#### [AIM]
All of the data must be printed exactly; please include every line.

[Dataset records]
####
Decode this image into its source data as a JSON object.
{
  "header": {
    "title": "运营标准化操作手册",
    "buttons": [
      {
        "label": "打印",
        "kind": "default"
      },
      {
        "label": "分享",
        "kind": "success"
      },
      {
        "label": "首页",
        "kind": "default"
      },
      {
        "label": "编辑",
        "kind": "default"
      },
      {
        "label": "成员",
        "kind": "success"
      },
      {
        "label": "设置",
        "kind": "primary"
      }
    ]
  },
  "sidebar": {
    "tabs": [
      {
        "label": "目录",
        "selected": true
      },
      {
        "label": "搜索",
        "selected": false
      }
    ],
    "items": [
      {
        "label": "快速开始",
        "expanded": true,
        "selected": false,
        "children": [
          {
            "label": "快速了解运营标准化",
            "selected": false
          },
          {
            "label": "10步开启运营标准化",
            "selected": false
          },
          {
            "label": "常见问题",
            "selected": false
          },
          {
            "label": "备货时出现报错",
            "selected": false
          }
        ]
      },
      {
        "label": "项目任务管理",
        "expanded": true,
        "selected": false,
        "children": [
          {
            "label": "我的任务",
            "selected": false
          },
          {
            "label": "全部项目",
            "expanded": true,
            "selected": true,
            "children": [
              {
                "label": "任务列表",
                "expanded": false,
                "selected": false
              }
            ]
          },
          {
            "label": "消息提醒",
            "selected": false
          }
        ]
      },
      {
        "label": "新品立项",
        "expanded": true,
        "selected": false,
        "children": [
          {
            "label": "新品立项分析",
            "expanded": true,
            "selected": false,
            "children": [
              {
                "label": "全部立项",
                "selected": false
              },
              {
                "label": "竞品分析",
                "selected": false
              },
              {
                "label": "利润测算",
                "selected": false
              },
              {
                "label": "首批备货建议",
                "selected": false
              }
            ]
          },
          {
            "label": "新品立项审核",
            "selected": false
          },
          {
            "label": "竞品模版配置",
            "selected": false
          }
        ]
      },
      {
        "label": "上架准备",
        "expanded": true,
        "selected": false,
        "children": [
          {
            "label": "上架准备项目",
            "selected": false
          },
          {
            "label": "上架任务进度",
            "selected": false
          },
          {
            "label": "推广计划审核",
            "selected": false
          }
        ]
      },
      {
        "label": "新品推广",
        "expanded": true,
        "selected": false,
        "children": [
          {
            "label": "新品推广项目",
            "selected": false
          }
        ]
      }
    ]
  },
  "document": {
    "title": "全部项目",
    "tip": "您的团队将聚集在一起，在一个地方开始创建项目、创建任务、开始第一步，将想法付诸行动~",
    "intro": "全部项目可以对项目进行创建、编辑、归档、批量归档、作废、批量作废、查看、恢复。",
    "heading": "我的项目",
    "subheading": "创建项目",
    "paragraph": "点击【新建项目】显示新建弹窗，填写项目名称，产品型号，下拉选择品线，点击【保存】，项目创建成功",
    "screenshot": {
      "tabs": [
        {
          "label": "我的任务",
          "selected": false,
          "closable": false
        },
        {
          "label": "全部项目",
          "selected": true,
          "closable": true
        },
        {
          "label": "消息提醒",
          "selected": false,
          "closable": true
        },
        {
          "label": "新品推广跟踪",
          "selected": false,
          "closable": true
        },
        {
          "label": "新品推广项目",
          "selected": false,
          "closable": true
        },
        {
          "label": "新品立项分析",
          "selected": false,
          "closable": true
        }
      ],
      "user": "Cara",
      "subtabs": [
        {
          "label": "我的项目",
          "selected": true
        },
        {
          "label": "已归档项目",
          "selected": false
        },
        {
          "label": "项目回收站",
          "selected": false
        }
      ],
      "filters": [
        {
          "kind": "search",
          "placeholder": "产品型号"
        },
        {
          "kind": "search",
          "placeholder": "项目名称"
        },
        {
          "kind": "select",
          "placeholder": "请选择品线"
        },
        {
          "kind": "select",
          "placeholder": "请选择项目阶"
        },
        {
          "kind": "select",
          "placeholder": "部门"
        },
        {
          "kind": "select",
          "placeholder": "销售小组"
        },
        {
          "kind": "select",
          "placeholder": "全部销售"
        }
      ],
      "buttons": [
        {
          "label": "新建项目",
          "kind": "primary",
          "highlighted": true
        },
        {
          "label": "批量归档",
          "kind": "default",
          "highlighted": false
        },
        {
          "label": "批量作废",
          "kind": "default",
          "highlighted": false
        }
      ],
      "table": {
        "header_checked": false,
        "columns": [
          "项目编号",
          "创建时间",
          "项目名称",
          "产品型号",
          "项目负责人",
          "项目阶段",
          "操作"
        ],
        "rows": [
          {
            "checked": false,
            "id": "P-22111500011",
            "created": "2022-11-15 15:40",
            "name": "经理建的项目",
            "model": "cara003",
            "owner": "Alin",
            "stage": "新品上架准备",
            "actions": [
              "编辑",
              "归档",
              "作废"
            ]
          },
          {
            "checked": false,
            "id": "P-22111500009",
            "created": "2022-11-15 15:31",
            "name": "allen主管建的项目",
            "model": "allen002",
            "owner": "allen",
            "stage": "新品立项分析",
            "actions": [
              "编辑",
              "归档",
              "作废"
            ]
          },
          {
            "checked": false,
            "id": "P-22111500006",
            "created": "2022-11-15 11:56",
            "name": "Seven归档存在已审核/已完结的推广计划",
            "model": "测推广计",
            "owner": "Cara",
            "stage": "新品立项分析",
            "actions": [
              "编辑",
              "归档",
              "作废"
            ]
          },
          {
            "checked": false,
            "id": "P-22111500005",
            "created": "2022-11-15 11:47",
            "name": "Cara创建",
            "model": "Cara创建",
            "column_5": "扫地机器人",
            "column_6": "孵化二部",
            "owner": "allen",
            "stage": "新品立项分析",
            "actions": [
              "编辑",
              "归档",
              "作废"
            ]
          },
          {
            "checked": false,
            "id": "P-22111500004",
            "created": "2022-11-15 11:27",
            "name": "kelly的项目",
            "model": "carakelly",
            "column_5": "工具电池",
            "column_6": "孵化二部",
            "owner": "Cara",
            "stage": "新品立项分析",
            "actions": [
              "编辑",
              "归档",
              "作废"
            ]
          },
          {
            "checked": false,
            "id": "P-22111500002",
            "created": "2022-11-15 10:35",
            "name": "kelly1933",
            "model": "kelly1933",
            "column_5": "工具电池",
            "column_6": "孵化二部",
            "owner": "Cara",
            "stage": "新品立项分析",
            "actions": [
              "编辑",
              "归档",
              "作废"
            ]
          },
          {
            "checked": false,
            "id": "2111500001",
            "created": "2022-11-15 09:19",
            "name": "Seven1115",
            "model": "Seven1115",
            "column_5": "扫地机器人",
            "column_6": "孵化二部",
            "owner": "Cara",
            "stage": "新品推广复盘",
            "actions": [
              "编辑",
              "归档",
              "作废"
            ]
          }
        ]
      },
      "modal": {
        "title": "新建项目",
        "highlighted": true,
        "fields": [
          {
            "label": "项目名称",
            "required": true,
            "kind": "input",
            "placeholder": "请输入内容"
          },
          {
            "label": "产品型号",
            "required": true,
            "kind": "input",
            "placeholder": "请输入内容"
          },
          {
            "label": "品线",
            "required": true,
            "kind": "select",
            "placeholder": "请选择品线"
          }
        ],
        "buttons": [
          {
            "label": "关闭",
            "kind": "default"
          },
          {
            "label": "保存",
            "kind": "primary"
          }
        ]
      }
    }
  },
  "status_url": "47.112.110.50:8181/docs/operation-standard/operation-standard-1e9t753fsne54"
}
####
#### [COMPLETE OUTPUT]
Decode this image into its source data as a JSON object.
{
  "header": {
    "title": "运营标准化操作手册",
    "buttons": [
      {
        "label": "打印",
        "kind": "default"
      },
      {
        "label": "分享",
        "kind": "success"
      },
      {
        "label": "首页",
        "kind": "default"
      },
      {
        "label": "编辑",
        "kind": "default"
      },
      {
        "label": "成员",
        "kind": "success"
      },
      {
        "label": "设置",
        "kind": "primary"
      }
    ]
  },
  "sidebar": {
    "tabs": [
      {
        "label": "目录",
        "selected": true
      },
      {
        "label": "搜索",
        "selected": false
      }
    ],
    "items": [
      {
        "label": "快速开始",
        "expanded": true,
        "selected": false,
        "children": [
          {
            "label": "快速了解运营标准化",
            "selected": false
          },
          {
            "label": "10步开启运营标准化",
            "selected": false
          },
          {
            "label": "常见问题",
            "selected": false
          },
          {
            "label": "备货时出现报错",
            "selected": false
          }
        ]
      },
      {
        "label": "项目任务管理",
        "expanded": true,
        "selected": false,
        "children": [
          {
            "label": "我的任务",
            "selected": false
          },
          {
            "label": "全部项目",
            "expanded": true,
            "selected": true,
            "children": [
              {
                "label": "任务列表",
                "expanded": false,
                "selected": false
              }
            ]
          },
          {
            "label": "消息提醒",
            "selected": false
          }
        ]
      },
      {
        "label": "新品立项",
        "expanded": true,
        "selected": false,
        "children": [
          {
            "label": "新品立项分析",
            "expanded": true,
            "selected": false,
            "children": [
              {
                "label": "全部立项",
                "selected": false
              },
              {
                "label": "竞品分析",
                "selected": false
              },
              {
                "label": "利润测算",
                "selected": false
              },
              {
                "label": "首批备货建议",
                "selected": false
              }
            ]
          },
          {
            "label": "新品立项审核",
            "selected": false
          },
          {
            "label": "竞品模版配置",
            "selected": false
          }
        ]
      },
      {
        "label": "上架准备",
        "expanded": true,
        "selected": false,
        "children": [
          {
            "label": "上架准备项目",
            "selected": false
          },
          {
            "label": "上架任务进度",
            "selected": false
          },
          {
            "label": "推广计划审核",
            "selected": false
          }
        ]
      },
      {
        "label": "新品推广",
        "expanded": true,
        "selected": false,
        "children": [
          {
            "label": "新品推广项目",
            "selected": false
          }
        ]
      }
    ]
  },
  "document": {
    "title": "全部项目",
    "tip": "您的团队将聚集在一起，在一个地方开始创建项目、创建任务、开始第一步，将想法付诸行动~",
    "intro": "全部项目可以对项目进行创建、编辑、归档、批量归档、作废、批量作废、查看、恢复。",
    "heading": "我的项目",
    "subheading": "创建项目",
    "paragraph": "点击【新建项目】显示新建弹窗，填写项目名称，产品型号，下拉选择品线，点击【保存】，项目创建成功",
    "screenshot": {
      "tabs": [
        {
          "label": "我的任务",
          "selected": false,
          "closable": false
        },
        {
          "label": "全部项目",
          "selected": true,
          "closable": true
        },
        {
          "label": "消息提醒",
          "selected": false,
          "closable": true
        },
        {
          "label": "新品推广跟踪",
          "selected": false,
          "closable": true
        },
        {
          "label": "新品推广项目",
          "selected": false,
          "closable": true
        },
        {
          "label": "新品立项分析",
          "selected": false,
          "closable": true
        }
      ],
      "user": "Cara",
      "subtabs": [
        {
          "label": "我的项目",
          "selected": true
        },
        {
          "label": "已归档项目",
          "selected": false
        },
        {
          "label": "项目回收站",
          "selected": false
        }
      ],
      "filters": [
        {
          "kind": "search",
          "placeholder": "产品型号"
        },
        {
          "kind": "search",
          "placeholder": "项目名称"
        },
        {
          "kind": "select",
          "placeholder": "请选择品线"
        },
        {
          "kind": "select",
          "placeholder": "请选择项目阶"
        },
        {
          "kind": "select",
          "placeholder": "部门"
        },
        {
          "kind": "select",
          "placeholder": "销售小组"
        },
        {
          "kind": "select",
          "placeholder": "全部销售"
        }
      ],
      "buttons": [
        {
          "label": "新建项目",
          "kind": "primary",
          "highlighted": true
        },
        {
          "label": "批量归档",
          "kind": "default",
          "highlighted": false
        },
        {
          "label": "批量作废",
          "kind": "default",
          "highlighted": false
        }
      ],
      "table": {
        "header_checked": false,
        "columns": [
          "项目编号",
          "创建时间",
          "项目名称",
          "产品型号",
          "项目负责人",
          "项目阶段",
          "操作"
        ],
        "rows": [
          {
            "checked": false,
            "id": "P-22111500011",
            "created": "2022-11-15 15:40",
            "name": "经理建的项目",
            "model": "cara003",
            "owner": "Alin",
            "stage": "新品上架准备",
            "actions": [
              "编辑",
              "归档",
              "作废"
            ]
          },
          {
            "checked": false,
            "id": "P-22111500009",
            "created": "2022-11-15 15:31",
            "name": "allen主管建的项目",
            "model": "allen002",
            "owner": "allen",
            "stage": "新品立项分析",
            "actions": [
              "编辑",
              "归档",
              "作废"
            ]
          },
          {
            "checked": false,
            "id": "P-22111500006",
            "created": "2022-11-15 11:56",
            "name": "Seven归档存在已审核/已完结的推广计划",
            "model": "测推广计",
            "owner": "Cara",
            "stage": "新品立项分析",
            "actions": [
              "编辑",
              "归档",
              "作废"
            ]
          },
          {
            "checked": false,
            "id": "P-22111500005",
            "created": "2022-11-15 11:47",
            "name": "Cara创建",
            "model": "Cara创建",
            "column_5": "扫地机器人",
            "column_6": "孵化二部",
            "owner": "allen",
            "stage": "新品立项分析",
            "actions": [
              "编辑",
              "归档",
              "作废"
            ]
          },
          {
            "checked": false,
            "id": "P-22111500004",
            "created": "2022-11-15 11:27",
            "name": "kelly的项目",
            "model": "carakelly",
            "column_5": "工具电池",
            "column_6": "孵化二部",
            "owner": "Cara",
            "stage": "新品立项分析",
            "actions": [
              "编辑",
              "归档",
              "作废"
            ]
          },
          {
            "checked": false,
            "id": "P-22111500002",
            "created": "2022-11-15 10:35",
            "name": "kelly1933",
            "model": "kelly1933",
            "column_5": "工具电池",
            "column_6": "孵化二部",
            "owner": "Cara",
            "stage": "新品立项分析",
            "actions": [
              "编辑",
              "归档",
              "作废"
            ]
          },
          {
            "checked": false,
            "id": "2111500001",
            "created": "2022-11-15 09:19",
            "name": "Seven1115",
            "model": "Seven1115",
            "column_5": "扫地机器人",
            "column_6": "孵化二部",
            "owner": "Cara",
            "stage": "新品推广复盘",
            "actions": [
              "编辑",
              "归档",
              "作废"
            ]
          }
        ]
      },
      "modal": {
        "title": "新建项目",
        "highlighted": true,
        "fields": [
          {
            "label": "项目名称",
            "required": true,
            "kind": "input",
            "placeholder": "请输入内容"
          },
          {
            "label": "产品型号",
            "required": true,
            "kind": "input",
            "placeholder": "请输入内容"
          },
          {
            "label": "品线",
            "required": true,
            "kind": "select",
            "placeholder": "请选择品线"
          }
        ],
        "buttons": [
          {
            "label": "关闭",
            "kind": "default"
          },
          {
            "label": "保存",
            "kind": "primary"
          }
        ]
      }
    }
  },
  "status_url": "47.112.110.50:8181/docs/operation-standard/operation-standard-1e9t753fsne54"
}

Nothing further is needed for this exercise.